- [WORK TO BE COMPLETED]:
Copy nothing but the lines from the one containing "OCR this image." through the last line of the records, repeated exactly and without pictures.

==== EXTRACTED RECORDS ====

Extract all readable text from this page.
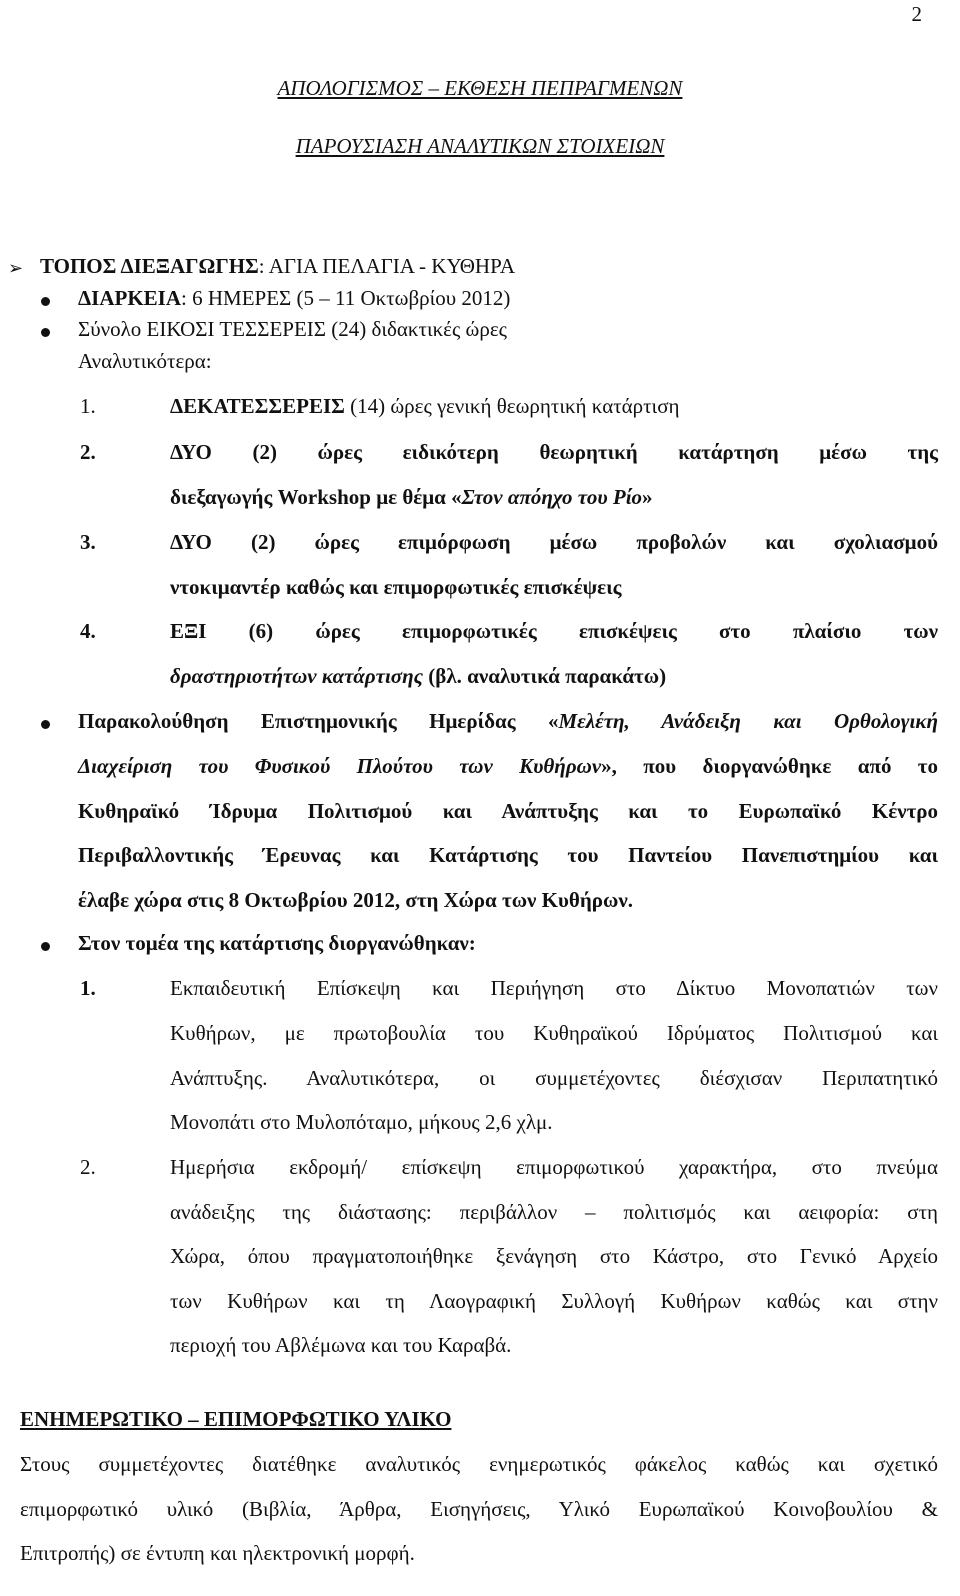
2
ΑΠΟΛΟΓΙΣΜΟΣ – ΕΚΘΕΣΗ ΠΕΠΡΑΓΜΕΝΩΝ
ΠΑΡΟΥΣΙΑΣΗ ΑΝΑΛΥΤΙΚΩΝ ΣΤΟΙΧΕΙΩΝ
➢ ΤΟΠΟΣ ΔΙΕΞΑΓΩΓΗΣ: ΑΓΙΑ ΠΕΛΑΓΙΑ - ΚΥΘΗΡΑ
ΔΙΑΡΚΕΙΑ: 6 ΗΜΕΡΕΣ (5 – 11 Οκτωβρίου 2012)
Σύνολο ΕΙΚΟΣΙ ΤΕΣΣΕΡΕΙΣ (24) διδακτικές ώρες
Αναλυτικότερα:
1.	ΔΕΚΑΤΕΣΣΕΡΕΙΣ (14) ώρες γενική θεωρητική κατάρτιση
2.	ΔΥΟ (2) ώρες ειδικότερη θεωρητική κατάρτηση μέσω της
διεξαγωγής Workshop με θέμα «Στον απόηχο του Ρίο»
3.	ΔΥΟ (2) ώρες επιμόρφωση μέσω προβολών και σχολιασμού
ντοκιμαντέρ καθώς και επιμορφωτικές επισκέψεις
4.	ΕΞΙ (6) ώρες επιμορφωτικές επισκέψεις στο πλαίσιο των
δραστηριοτήτων κατάρτισης (βλ. αναλυτικά παρακάτω)
Παρακολούθηση Επιστημονικής Ημερίδας «Μελέτη, Ανάδειξη και Ορθολογική
Διαχείριση του Φυσικού Πλούτου των Κυθήρων», που διοργανώθηκε από το
Κυθηραϊκό Ίδρυμα Πολιτισμού και Ανάπτυξης και το Ευρωπαϊκό Κέντρο
Περιβαλλοντικής Έρευνας και Κατάρτισης του Παντείου Πανεπιστημίου και
έλαβε χώρα στις 8 Οκτωβρίου 2012, στη Χώρα των Κυθήρων.
Στον τομέα της κατάρτισης διοργανώθηκαν:
1.	Εκπαιδευτική Επίσκεψη και Περιήγηση στο Δίκτυο Μονοπατιών των
Κυθήρων, με πρωτοβουλία του Κυθηραϊκού Ιδρύματος Πολιτισμού και
Ανάπτυξης. Αναλυτικότερα, οι συμμετέχοντες διέσχισαν Περιπατητικό
Μονοπάτι στο Μυλοπόταμο, μήκους 2,6 χλμ.
2.	Ημερήσια εκδρομή/ επίσκεψη επιμορφωτικού χαρακτήρα, στο πνεύμα
ανάδειξης της διάστασης: περιβάλλον – πολιτισμός και αειφορία: στη
Χώρα, όπου πραγματοποιήθηκε ξενάγηση στο Κάστρο, στο Γενικό Αρχείο
των Κυθήρων και τη Λαογραφική Συλλογή Κυθήρων καθώς και στην
περιοχή του Αβλέμωνα και του Καραβά.
ΕΝΗΜΕΡΩΤΙΚΟ – ΕΠΙΜΟΡΦΩΤΙΚΟ ΥΛΙΚΟ
Στους συμμετέχοντες διατέθηκε αναλυτικός ενημερωτικός φάκελος καθώς και σχετικό
επιμορφωτικό υλικό (Βιβλία, Άρθρα, Εισηγήσεις, Υλικό Ευρωπαϊκού Κοινοβουλίου &
Επιτροπής) σε έντυπη και ηλεκτρονική μορφή.
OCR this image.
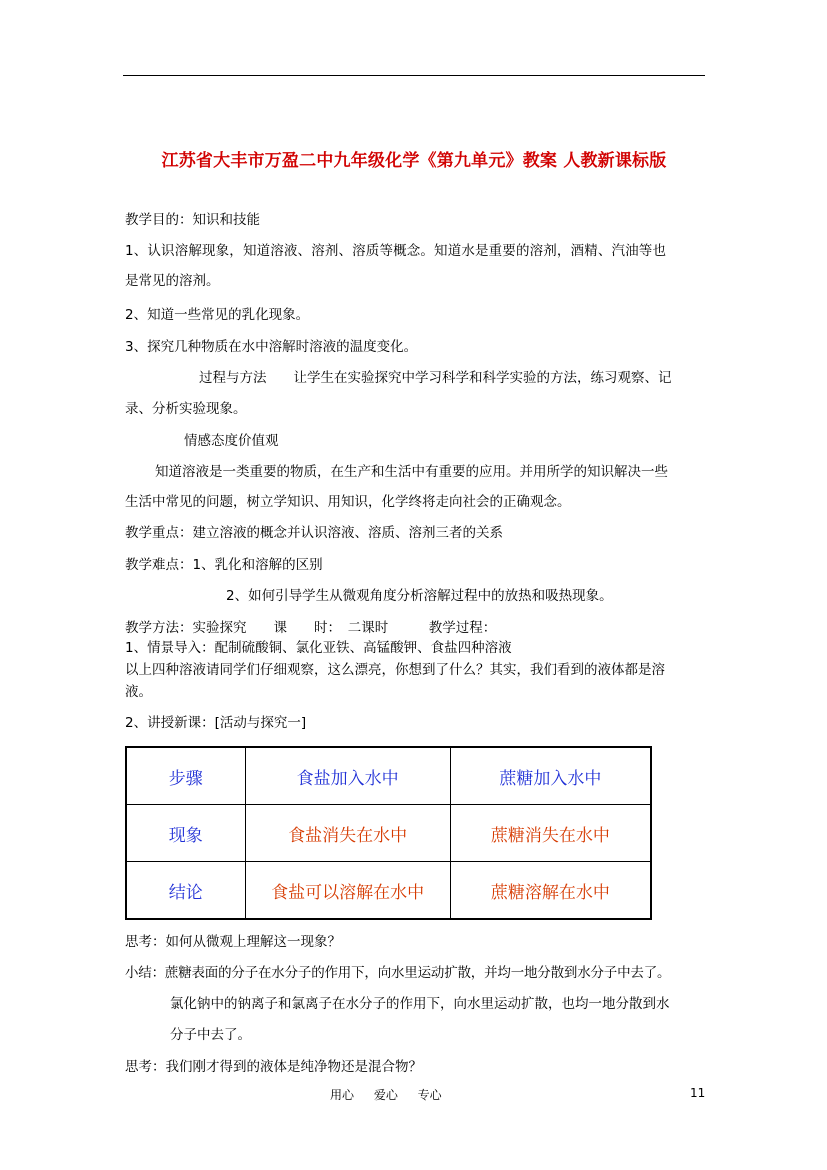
江苏省大丰市万盈二中九年级化学《第九单元》教案 人教新课标版
教学目的：知识和技能
1、认识溶解现象，知道溶液、溶剂、溶质等概念。知道水是重要的溶剂，酒精、汽油等也
是常见的溶剂。
2、知道一些常见的乳化现象。
3、探究几种物质在水中溶解时溶液的温度变化。
过程与方法　　让学生在实验探究中学习科学和科学实验的方法，练习观察、记
录、分析实验现象。
情感态度价值观
知道溶液是一类重要的物质，在生产和生活中有重要的应用。并用所学的知识解决一些
生活中常见的问题，树立学知识、用知识，化学终将走向社会的正确观念。
教学重点：建立溶液的概念并认识溶液、溶质、溶剂三者的关系
教学难点：1、乳化和溶解的区别
2、如何引导学生从微观角度分析溶解过程中的放热和吸热现象。
教学方法：实验探究　　课　　时：　二课时　　　教学过程：
1、情景导入：配制硫酸铜、氯化亚铁、高锰酸钾、食盐四种溶液
以上四种溶液请同学们仔细观察，这么漂亮，你想到了什么？其实，我们看到的液体都是溶
液。
2、讲授新课：[活动与探究一]
步骤	食盐加入水中	蔗糖加入水中
现象	食盐消失在水中	蔗糖消失在水中
结论	食盐可以溶解在水中	蔗糖溶解在水中
思考：如何从微观上理解这一现象？
小结：蔗糖表面的分子在水分子的作用下，向水里运动扩散，并均一地分散到水分子中去了。
氯化钠中的钠离子和氯离子在水分子的作用下，向水里运动扩散，也均一地分散到水
分子中去了。
思考：我们刚才得到的液体是纯净物还是混合物？
用心 爱心 专心	11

====

- [TASK ANSWER]:
OCR this image.
江苏省大丰市万盈二中九年级化学《第九单元》教案 人教新课标版
教学目的：知识和技能
1、认识溶解现象，知道溶液、溶剂、溶质等概念。知道水是重要的溶剂，酒精、汽油等也
是常见的溶剂。
2、知道一些常见的乳化现象。
3、探究几种物质在水中溶解时溶液的温度变化。
过程与方法　　让学生在实验探究中学习科学和科学实验的方法，练习观察、记
录、分析实验现象。
情感态度价值观
知道溶液是一类重要的物质，在生产和生活中有重要的应用。并用所学的知识解决一些
生活中常见的问题，树立学知识、用知识，化学终将走向社会的正确观念。
教学重点：建立溶液的概念并认识溶液、溶质、溶剂三者的关系
教学难点：1、乳化和溶解的区别
2、如何引导学生从微观角度分析溶解过程中的放热和吸热现象。
教学方法：实验探究　　课　　时：　二课时　　　教学过程：
1、情景导入：配制硫酸铜、氯化亚铁、高锰酸钾、食盐四种溶液
以上四种溶液请同学们仔细观察，这么漂亮，你想到了什么？其实，我们看到的液体都是溶
液。
2、讲授新课：[活动与探究一]
步骤	食盐加入水中	蔗糖加入水中
现象	食盐消失在水中	蔗糖消失在水中
结论	食盐可以溶解在水中	蔗糖溶解在水中
思考：如何从微观上理解这一现象？
小结：蔗糖表面的分子在水分子的作用下，向水里运动扩散，并均一地分散到水分子中去了。
氯化钠中的钠离子和氯离子在水分子的作用下，向水里运动扩散，也均一地分散到水
分子中去了。
思考：我们刚才得到的液体是纯净物还是混合物？
用心 爱心 专心	11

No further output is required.